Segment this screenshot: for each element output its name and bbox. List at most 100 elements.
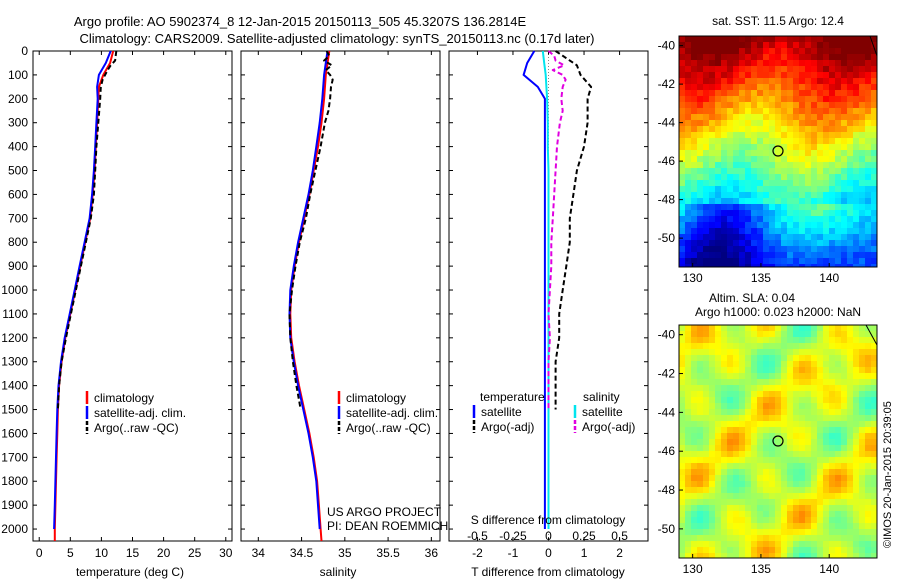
sst-pixel	[769, 264, 776, 267]
sst-pixel	[685, 222, 692, 229]
sst-pixel	[679, 198, 686, 205]
sla-pixel	[751, 427, 758, 434]
sst-pixel	[787, 150, 794, 157]
sst-pixel	[745, 150, 752, 157]
sla-pixel	[733, 499, 740, 506]
sla-pixel	[823, 415, 830, 422]
sla-pixel	[799, 421, 806, 428]
sla-pixel	[685, 355, 692, 362]
sla-pixel	[727, 451, 734, 458]
sla-pixel	[817, 415, 824, 422]
sst-pixel	[829, 180, 836, 187]
sst-pixel	[679, 36, 686, 43]
sst-pixel	[793, 108, 800, 115]
sla-pixel	[727, 463, 734, 470]
sla-pixel	[727, 523, 734, 530]
sla-pixel	[823, 439, 830, 446]
sla-pixel	[727, 553, 734, 558]
sla-pixel	[823, 457, 830, 464]
sst-pixel	[781, 264, 788, 267]
sla-pixel	[721, 337, 728, 344]
sst-pixel	[757, 150, 764, 157]
sst-pixel	[793, 60, 800, 67]
sla-pixel	[817, 511, 824, 518]
sst-pixel	[853, 186, 860, 193]
sst-pixel	[775, 126, 782, 133]
sst-pixel	[697, 84, 704, 91]
sla-pixel	[871, 403, 877, 410]
sla-pixel	[787, 337, 794, 344]
sst-pixel	[685, 258, 692, 265]
sla-pixel	[697, 385, 704, 392]
sla-pixel	[775, 373, 782, 380]
sst-pixel	[817, 222, 824, 229]
sst-pixel	[811, 180, 818, 187]
sst-pixel	[781, 144, 788, 151]
depth-tick-label: 1700	[1, 450, 28, 464]
sst-pixel	[853, 234, 860, 241]
sla-pixel	[769, 475, 776, 482]
temperature-legend: climatology satellite-adj. clim. Argo(..…	[85, 391, 186, 435]
sst-pixel	[691, 228, 698, 235]
sst-pixel	[775, 90, 782, 97]
sla-pixel	[685, 439, 692, 446]
sst-pixel	[679, 216, 686, 223]
sst-pixel	[733, 204, 740, 211]
sla-pixel	[805, 499, 812, 506]
sla-pixel	[679, 427, 686, 434]
sla-pixel	[721, 445, 728, 452]
sst-pixel	[739, 228, 746, 235]
sst-pixel	[679, 90, 686, 97]
sst-pixel	[763, 60, 770, 67]
sla-pixel	[853, 523, 860, 530]
sla-pixel	[721, 421, 728, 428]
sla-pixel	[829, 499, 836, 506]
sst-pixel	[769, 132, 776, 139]
sla-pixel	[787, 445, 794, 452]
sst-pixel	[763, 258, 770, 265]
sla-pixel	[757, 481, 764, 488]
sst-pixel	[871, 120, 877, 127]
sla-pixel	[799, 487, 806, 494]
sla-pixel	[835, 343, 842, 350]
sla-pixel	[721, 433, 728, 440]
sst-pixel	[739, 54, 746, 61]
map-lat-label: -42	[658, 77, 676, 91]
sla-pixel	[721, 529, 728, 536]
sst-pixel	[703, 210, 710, 217]
sst-pixel	[817, 36, 824, 43]
sla-pixel	[751, 331, 758, 338]
sst-pixel	[781, 90, 788, 97]
sla-pixel	[817, 481, 824, 488]
sla-pixel	[823, 535, 830, 542]
sla-pixel	[829, 343, 836, 350]
sla-pixel	[847, 385, 854, 392]
sla-pixel	[787, 349, 794, 356]
sla-pixel	[787, 493, 794, 500]
sst-pixel	[733, 222, 740, 229]
sst-pixel	[865, 240, 872, 247]
sst-pixel	[739, 258, 746, 265]
sla-pixel	[841, 463, 848, 470]
sst-pixel	[679, 204, 686, 211]
sla-pixel	[823, 379, 830, 386]
sla-pixel	[727, 505, 734, 512]
sla-pixel	[739, 439, 746, 446]
sla-pixel	[835, 541, 842, 548]
depth-tick-label: 1300	[1, 355, 28, 369]
sst-pixel	[817, 264, 824, 267]
sla-pixel	[841, 547, 848, 554]
sla-pixel	[817, 445, 824, 452]
sst-pixel	[847, 168, 854, 175]
sst-pixel	[835, 132, 842, 139]
difference-xtick-label: 2	[616, 546, 623, 560]
sla-pixel	[781, 379, 788, 386]
sst-pixel	[811, 90, 818, 97]
sst-pixel	[829, 234, 836, 241]
sst-pixel	[691, 252, 698, 259]
sla-pixel	[703, 367, 710, 374]
sla-pixel	[685, 445, 692, 452]
sst-pixel	[829, 258, 836, 265]
sst-pixel	[727, 162, 734, 169]
sst-pixel	[781, 210, 788, 217]
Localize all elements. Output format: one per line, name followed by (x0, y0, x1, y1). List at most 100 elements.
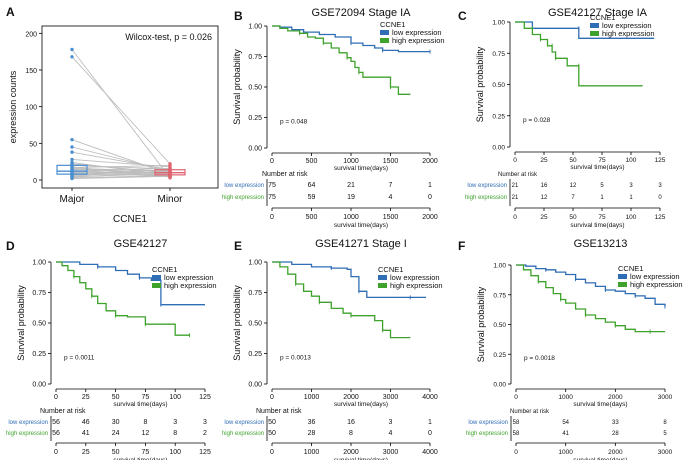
risk-cell: 28 (612, 431, 619, 437)
x-tick-label: 0 (54, 394, 58, 401)
risk-x-tick-label: 125 (655, 214, 666, 221)
risk-row-label: high expression (222, 195, 264, 201)
risk-row-label: high expression (6, 431, 48, 437)
x-tick-label: 3000 (383, 394, 399, 401)
legend-title: CCNE1 (380, 20, 405, 29)
pair-line (71, 56, 171, 165)
y-tick-label: 1.00 (248, 24, 262, 31)
risk-x-tick-label: 3000 (383, 449, 399, 456)
y-tick-label: 0.50 (248, 321, 262, 328)
y-tick-label: 0.00 (492, 145, 505, 152)
risk-cell: 12 (570, 183, 577, 189)
risk-row-label: low expression (224, 420, 264, 426)
panel-d-km: GSE42127 0.00 0.25 0.50 0.75 1.00 0 25 50 75 100 12… (6, 238, 217, 460)
p-value: p = 0.028 (523, 117, 551, 124)
risk-x-axis-title: survival time(days) (334, 457, 388, 460)
major-point (70, 137, 74, 142)
x-tick-label: 50 (112, 394, 120, 401)
risk-cell: 12 (142, 430, 150, 437)
risk-x-tick-label: 0 (514, 449, 518, 456)
x-tick-label: 100 (626, 157, 637, 164)
risk-x-tick-label: 500 (306, 214, 318, 221)
x-tick-label: 3000 (658, 394, 673, 401)
risk-cell: 24 (112, 430, 120, 437)
risk-cell: 59 (308, 194, 316, 201)
risk-cell: 0 (658, 195, 662, 201)
risk-cell: 19 (347, 194, 355, 201)
x-tick-label: 0 (270, 394, 274, 401)
legend-title: CCNE1 (618, 264, 643, 273)
x-tick-label: 1000 (304, 394, 320, 401)
legend-swatch (378, 275, 387, 280)
risk-cell: 46 (82, 419, 90, 426)
x-tick-label: 1000 (558, 394, 573, 401)
legend-entry: high expression (392, 36, 445, 45)
legend-swatch (590, 23, 599, 28)
risk-cell: 7 (571, 195, 575, 201)
risk-x-tick-label: 100 (626, 214, 637, 221)
major-point (70, 47, 74, 52)
risk-x-tick-label: 0 (270, 449, 274, 456)
risk-table-title: Number at risk (498, 172, 538, 178)
x-tick-label: 100 (169, 394, 181, 401)
risk-row-label: high expression (222, 431, 264, 437)
p-value: p = 0.0011 (64, 355, 95, 362)
x-tick-label: 0 (270, 158, 274, 165)
risk-cell: 8 (173, 430, 177, 437)
x-tick-label: 2000 (422, 158, 438, 165)
panel-b-km: GSE72094 Stage IA 0.00 0.25 0.50 0.75 1.00 0 50… (222, 7, 445, 229)
y-tick-label: 0 (33, 178, 37, 185)
x-tick-label: 2000 (608, 394, 623, 401)
legend-entry: low expression (390, 273, 440, 282)
risk-x-axis-title: survival time(days) (334, 222, 388, 229)
legend-entry: low expression (630, 272, 680, 281)
risk-row-label: low expression (467, 183, 507, 189)
x-axis-title: survival time(days) (334, 165, 388, 172)
y-axis-title: Survival probability (232, 285, 242, 361)
risk-x-tick-label: 2000 (343, 449, 359, 456)
risk-cell: 8 (143, 419, 147, 426)
legend-swatch (378, 283, 387, 288)
y-tick-label: 0.00 (248, 382, 262, 389)
x-tick-label: 25 (82, 394, 90, 401)
risk-x-tick-label: 0 (270, 214, 274, 221)
x-tick-label: 0 (513, 157, 517, 164)
risk-cell: 41 (82, 430, 90, 437)
risk-cell: 3 (389, 419, 393, 426)
risk-table-title: Number at risk (40, 408, 86, 415)
y-tick-label: 0.75 (492, 51, 505, 58)
x-tick-label: 125 (199, 394, 211, 401)
risk-x-tick-label: 0 (54, 449, 58, 456)
risk-cell: 1 (428, 419, 432, 426)
y-tick-label: 150 (25, 68, 37, 75)
pair-line (71, 164, 171, 168)
y-tick-label: 0.25 (492, 113, 505, 120)
x-tick-label: 1000 (343, 158, 359, 165)
y-tick-label: 0.75 (248, 290, 262, 297)
risk-x-tick-label: 25 (540, 214, 548, 221)
risk-x-tick-label: 3000 (658, 449, 673, 456)
risk-x-tick-label: 75 (142, 449, 150, 456)
risk-cell: 1 (600, 195, 604, 201)
major-point (70, 55, 74, 59)
risk-x-tick-label: 125 (199, 449, 211, 456)
x-axis-title: CCNE1 (113, 214, 147, 225)
minor-point (168, 170, 172, 175)
y-tick-label: 0.00 (248, 146, 262, 153)
risk-x-axis-title: survival time(days) (573, 457, 627, 460)
risk-cell: 0 (428, 194, 432, 201)
legend-title: CCNE1 (378, 265, 403, 274)
risk-table-title: Number at risk (510, 409, 550, 415)
low-expression-curve (56, 261, 205, 306)
risk-x-tick-label: 1000 (304, 449, 320, 456)
pair-line (71, 49, 171, 179)
pair-line (71, 169, 171, 175)
x-tick-label: 125 (655, 157, 666, 164)
risk-x-tick-label: 1500 (383, 214, 399, 221)
x-tick-label: Major (59, 194, 85, 205)
p-value: p = 0.0018 (524, 355, 555, 362)
chart-title: GSE41271 Stage I (315, 238, 407, 250)
major-point (70, 150, 74, 154)
risk-cell: 21 (512, 195, 519, 201)
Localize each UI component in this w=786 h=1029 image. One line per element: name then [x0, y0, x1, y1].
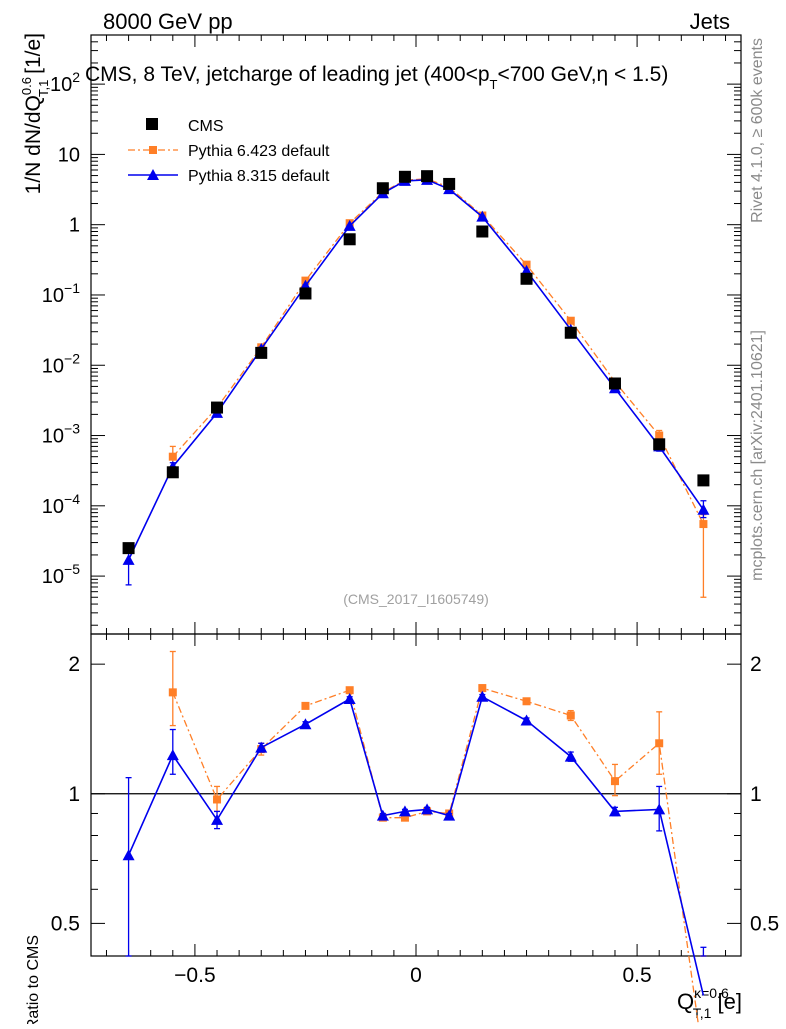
main-point-cms [443, 177, 456, 190]
main-point-pythia-6-423-default [655, 431, 664, 440]
main-point-pythia-8-315-default [697, 503, 710, 515]
main-point-cms [653, 438, 666, 451]
ratio-y-tick-label-left: 1 [68, 783, 80, 806]
main-point-pythia-6-423-default [522, 260, 531, 269]
main-point-cms [343, 233, 356, 246]
ratio-point-pythia-8-315-default [398, 805, 411, 817]
ratio-point-pythia-8-315-default [443, 809, 456, 821]
y-tick-label: 10−4 [42, 491, 80, 518]
ratio-point-pythia-8-315-default [608, 805, 621, 817]
main-line-pythia-8-315-default [127, 178, 705, 561]
y-tick-label: 10 [58, 144, 80, 166]
main-point-cms [697, 474, 710, 487]
ratio-point-pythia-8-315-default [255, 741, 268, 753]
ratio-y-tick-label-left: 2 [68, 653, 80, 676]
legend-label-pythia8: Pythia 8.315 default [188, 168, 330, 185]
ratio-point-pythia-8-315-default [376, 809, 389, 821]
main-point-cms [122, 542, 135, 555]
ratio-y-tick-label-left: 0.5 [51, 912, 80, 935]
ratio-point-pythia-6-423-default [301, 701, 310, 710]
y-tick-label: 10−3 [42, 421, 80, 448]
ratio-line-pythia-8-315-default [127, 695, 705, 996]
mcplots-label: mcplots.cern.ch [arXiv:2401.10621] [749, 330, 766, 581]
main-axis-ticks: 102 10 1 10−1 10−2 10−3 10−4 10−5 [42, 34, 741, 634]
main-point-cms [476, 225, 489, 238]
main-point-cms [608, 377, 621, 390]
ratio-point-pythia-8-315-default [476, 690, 489, 702]
main-data-series [122, 170, 710, 598]
main-point-pythia-8-315-default [476, 210, 489, 222]
y-tick-label: 10−1 [42, 280, 80, 307]
main-point-pythia-6-423-default [566, 316, 575, 325]
main-point-pythia-8-315-default [343, 219, 356, 231]
ratio-point-pythia-6-423-default [478, 684, 487, 693]
ratio-y-axis-label: Ratio to CMS [25, 935, 42, 1024]
header-right: Jets [690, 9, 730, 34]
ratio-point-pythia-8-315-default [564, 750, 577, 762]
x-tick-label: −0.5 [174, 964, 215, 987]
legend-marker-pythia6 [149, 146, 157, 154]
ratio-point-pythia-8-315-default [299, 718, 312, 730]
analysis-watermark: (CMS_2017_I1605749) [343, 591, 489, 607]
ratio-point-pythia-8-315-default [122, 849, 135, 861]
main-point-cms [299, 287, 312, 300]
main-point-cms [421, 170, 434, 183]
main-point-cms [376, 182, 389, 195]
ratio-y-tick-label-right: 1 [750, 783, 762, 806]
y-tick-label: 10−5 [42, 561, 80, 588]
ratio-point-pythia-8-315-default [211, 813, 224, 825]
y-tick-label: 102 [50, 69, 80, 96]
main-point-cms [564, 326, 577, 339]
main-point-pythia-6-423-default [168, 452, 177, 461]
legend-marker-pythia8 [147, 169, 159, 180]
y-tick-label: 10−2 [42, 350, 80, 377]
legend-marker-cms [146, 118, 158, 130]
ratio-point-pythia-6-423-default [610, 777, 619, 786]
ratio-y-tick-label-right: 0.5 [750, 912, 779, 935]
ratio-point-pythia-6-423-default [345, 686, 354, 695]
x-tick-label: 0.5 [622, 964, 651, 987]
x-tick-label: 0 [410, 964, 422, 987]
ratio-point-pythia-8-315-default [520, 714, 533, 726]
legend: CMS Pythia 6.423 default Pythia 8.315 de… [128, 118, 330, 185]
ratio-point-pythia-8-315-default [653, 803, 666, 815]
ratio-point-pythia-6-423-default [400, 813, 409, 822]
ratio-point-pythia-6-423-default [566, 711, 575, 720]
legend-label-cms: CMS [188, 118, 224, 135]
y-tick-label: 1 [69, 215, 80, 237]
ratio-point-pythia-8-315-default [343, 693, 356, 705]
header-left: 8000 GeV pp [103, 9, 233, 34]
main-point-cms [211, 401, 224, 414]
ratio-data-series [122, 650, 707, 1029]
main-point-cms [398, 170, 411, 183]
legend-label-pythia6: Pythia 6.423 default [188, 143, 330, 160]
main-point-cms [520, 272, 533, 285]
ratio-axis-ticks: −0.5 0 0.5 0.5 0.5 1 1 2 2 [51, 634, 779, 987]
ratio-y-tick-label-right: 2 [750, 653, 762, 676]
ratio-point-pythia-8-315-default [166, 749, 179, 761]
main-point-pythia-8-315-default [122, 553, 135, 565]
ratio-point-pythia-6-423-default [168, 688, 177, 697]
main-point-cms [255, 346, 268, 359]
ratio-point-pythia-6-423-default [213, 795, 222, 804]
main-point-cms [166, 466, 179, 479]
rivet-version-label: Rivet 4.1.0, ≥ 600k events [749, 38, 766, 223]
main-point-pythia-6-423-default [699, 520, 708, 529]
ratio-point-pythia-6-423-default [655, 739, 664, 748]
ratio-point-pythia-8-315-default [421, 803, 434, 815]
ratio-point-pythia-6-423-default [522, 697, 531, 706]
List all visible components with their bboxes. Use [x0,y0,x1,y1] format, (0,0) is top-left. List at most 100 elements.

# # #

■ Exercise description ■
Can you repeat the records starting at the line containing "main-point-cms [443, 177, 456, 190]" and ending at the line containing "y-tick-label: 10 [58, 144, 80, 166]", swapping every "main-point-cms" for "main-point-data" and leaving everything else unchanged? Give only those lines.

■ Result ■
main-point-data [443, 177, 456, 190]
main-point-pythia-6-423-default [655, 431, 664, 440]
main-point-pythia-8-315-default [697, 503, 710, 515]
main-point-data [653, 438, 666, 451]
ratio-y-tick-label-left: 1 [68, 783, 80, 806]
main-point-pythia-6-423-default [522, 260, 531, 269]
main-point-data [343, 233, 356, 246]
ratio-point-pythia-8-315-default [398, 805, 411, 817]
ratio-point-pythia-8-315-default [443, 809, 456, 821]
y-tick-label: 10−4 [42, 491, 80, 518]
ratio-point-pythia-8-315-default [608, 805, 621, 817]
main-line-pythia-8-315-default [127, 178, 705, 561]
y-tick-label: 10 [58, 144, 80, 166]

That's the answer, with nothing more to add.